TEKS SUMBER:

= = =

Inforakyat, Jakarta- Kementerian Pendayagunaan Aparatur Negara dan Reformasi Birokrasi (PANRB) sebagai instansi yang diberikan kewenangan oleh Presiden Joko Widodo dalam penyederhanaan birokrasi, telah mengupayakan berbagai cara untuk percepatan penyederhanaan birokrasi. Salah satunya dengan memasukkan proses penyederhanaan birokrasi ke dalam penilaian Indeks Reformasi Birokrasi (RB) dari instansi pemerintah.
“Implementasi penyederhanaan birokrasi ini menjadi bagian dari penilaian Indeks RB, dan ini berpengaruh terhadap tunjangan kinerja yang diterima oleh masing-masing kementerian dan lembaga,” ujar Menteri PANRB Tjahjo Kumolo saat memberikan sambutan dalam Rapat Koordinasi Pendayagunaan Aparatur Negara dan Reformasi Birokrasi di Jakarta, Kamis (12/03).
Berdasarkan hasil evaluasi reformasi birokrasi pada tahun 2019, pada dasarnya terdapat kemajuan dalam implementasi reformasi birokrasi di instansi pusat, namun kemajuan ini masih bergerak lambat.
Untuk mempercepat birokrasi di instansi pemerintah, selain dengan penyederhanaan birokrasi, juga dapat dilakukan penyetaraan tunjangan kinerja untuk dapat mendorong pergerakan reformasi birokrasi pada instansi pemerintah. Dengan demikian, percepatan birokrasi dalam dilakukan secara berkesinambungan.

= = =

SOAL LATIHAN:
**A)** Menurut berita penyederhanaan birokrasi, penilaian Indeks RB berpengaruh terhadap apa?
**B)** Tolong tuliskan ulang dengan persis bagian berita penyederhanaan birokrasi mulai dari "Inforakyat, Jakarta- Kementerian" sampai dengan "dari instansi pemerintah.".
Baris-baris di bawah ini tidak diperlukan.

CUPLIKAN DATA:
= = =

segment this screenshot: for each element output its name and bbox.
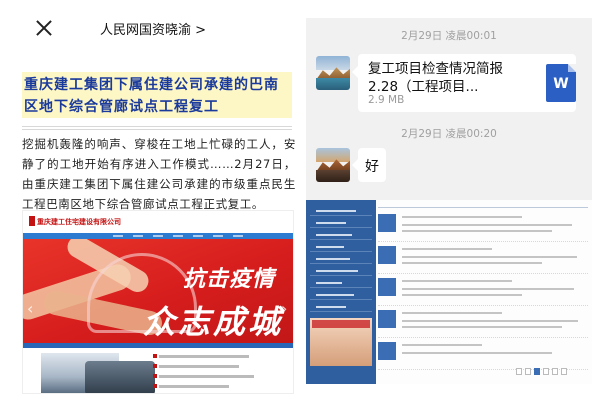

= = =

JAWABAN BERURUTAN:
**A)** Tunjangan kinerja yang diterima oleh masing-masing kementerian dan lembaga.

**B)**
Inforakyat, Jakarta- Kementerian Pendayagunaan Aparatur Negara dan Reformasi Birokrasi (PANRB) sebagai instansi yang diberikan kewenangan oleh Presiden Joko Widodo dalam penyederhanaan birokrasi, telah mengupayakan berbagai cara untuk percepatan penyederhanaan birokrasi. Salah satunya dengan memasukkan proses penyederhanaan birokrasi ke dalam penilaian Indeks Reformasi Birokrasi (RB) dari instansi pemerintah.